(À faire)
1 > Relevez, dans l'extrait sur le risque climatique des banques, tout ce que les banques devront faire face à l'attention croissante dont elles feront l'objet.
2 > Répondez brièvement à partir de l'extrait sur le risque climatique des banques :
(a) Quelle fonction occupait Mark Carney lors de son discours de 2015 ?
(b) Dans quelles zones les autorités de réglementation commencent-elles à analyser la résilience des banques face au changement climatique ?
(c) Quels revenus l'investissement et le financement verts pourraient-ils générer, et sur quelle période ?

La crise climatique deviendra très
prochainement un critère essentiel
pour les investisseurs qui évaluent
les institutions financières. Nos
recherches montrent que de fortes
disparités existent déjà entre les
leaders du secteur et ceux qui sont
à la traîne.
Dans son discours historique de 2015,
Mark Carney, alors Gouverneur de la
Banque d’Angleterre, avait évoqué
le risque d’un « moment Minsky »,
un effondrement des cours des
actifs en raison du climat. Ces mots
paraissaient alors évoquer un avenir
dystopique, une perspective lointaine.
Aujourd’hui, cependant, ils semblent
prémonitoires.
De nombreuses banques centrales
craignent que le changement
climatique soit à l’origine de
la prochaine crise financière.
C’est pourquoi les autorités de
réglementation en Europe et au
Royaume-Uni commencent déjà à
analyser la résilience des banques
face au changement climatique.
Elles se penchent ainsi sur les
pressions probables liées au passage
à une économie décarbonée au
cours des décennies à venir et
sur les retombées d’événements
météorologiques extrêmes.
Pour le moment, cela dit, l’inquiétude
des banquiers centraux ne trouve pas
écho dans les marchés d’obligations
ou d’actions, qui semblent relativement
hermétiques au risque climatique.
Pourtant, le changement climatique
pourrait, au cours des prochaines
années, devenir un moteur de la
performance financière et un facteur
important de l’évaluation des banques
par les investisseurs. Même à court
terme, les bénéfices pourraient
être affectés. A moyen terme, il est
probable que les banques dont les
expositions au climat sont considérées
comme plus élevées devront satisfaire
à des exigences de fonds propres
plus strictes, sans parler des risques
de réputation.
Il ne s’agit cependant pas seulement
de risques. D’ici quelques années,
les banques qui sont à la pointe
du financement de la transition vers une économie décarbonée
pourront également y trouver des
opportunités. On estime en effet que
l’investissement et le financement
verts pourraient générer quelque
50 milliards USD de revenus au cours
des 5 à 10 prochaines années.1
Moteurs de changement
Comme le changement climatique
devient un sujet de référence, nous
estimons qu’il ne suffira bientôt
plus aux banques de prendre des
engagements forts en matière de
climat. Compte tenu de l’attention
croissante dont elles feront
l’objet, elles devront améliorer leur
communication en matière de risque
climatique, montrer qu’elles tiennent
compte des critères liés au climat
pour leurs normes de souscription et
réduire leur empreinte carbone.

(Données fournies)

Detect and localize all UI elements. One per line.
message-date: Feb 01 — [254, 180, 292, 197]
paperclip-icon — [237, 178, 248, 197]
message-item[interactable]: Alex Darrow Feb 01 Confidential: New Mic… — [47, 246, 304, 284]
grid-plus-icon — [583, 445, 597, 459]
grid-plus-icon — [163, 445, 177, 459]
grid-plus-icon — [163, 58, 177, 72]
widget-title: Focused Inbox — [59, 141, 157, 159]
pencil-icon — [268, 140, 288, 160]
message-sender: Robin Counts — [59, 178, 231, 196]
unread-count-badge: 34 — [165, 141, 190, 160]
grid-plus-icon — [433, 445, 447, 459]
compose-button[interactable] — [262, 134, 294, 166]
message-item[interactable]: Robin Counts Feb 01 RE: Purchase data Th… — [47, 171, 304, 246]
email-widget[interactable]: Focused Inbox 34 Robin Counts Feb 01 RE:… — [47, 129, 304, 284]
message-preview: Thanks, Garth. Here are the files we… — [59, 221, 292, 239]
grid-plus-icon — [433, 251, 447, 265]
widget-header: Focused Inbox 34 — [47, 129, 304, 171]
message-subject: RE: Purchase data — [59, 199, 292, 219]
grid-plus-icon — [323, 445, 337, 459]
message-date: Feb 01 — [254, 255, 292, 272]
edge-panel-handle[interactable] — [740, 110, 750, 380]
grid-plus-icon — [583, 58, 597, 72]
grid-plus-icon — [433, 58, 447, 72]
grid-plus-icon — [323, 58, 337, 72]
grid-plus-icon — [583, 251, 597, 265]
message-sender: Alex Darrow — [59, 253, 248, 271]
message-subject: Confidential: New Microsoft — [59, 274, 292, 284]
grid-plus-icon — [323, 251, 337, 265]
...
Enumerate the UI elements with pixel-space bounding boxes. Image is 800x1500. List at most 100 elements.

(Corrigé)
1 >
- Améliorer leur communication en matière de risque climatique.
- Montrer qu'elles tiennent compte des critères liés au climat pour leurs normes de souscription.
- Réduire leur empreinte carbone.

2 >
(a) Il était Gouverneur de la Banque d'Angleterre.
(b) En Europe et au Royaume-Uni.
(c) Quelque 50 milliards USD au cours des 5 à 10 prochaines années.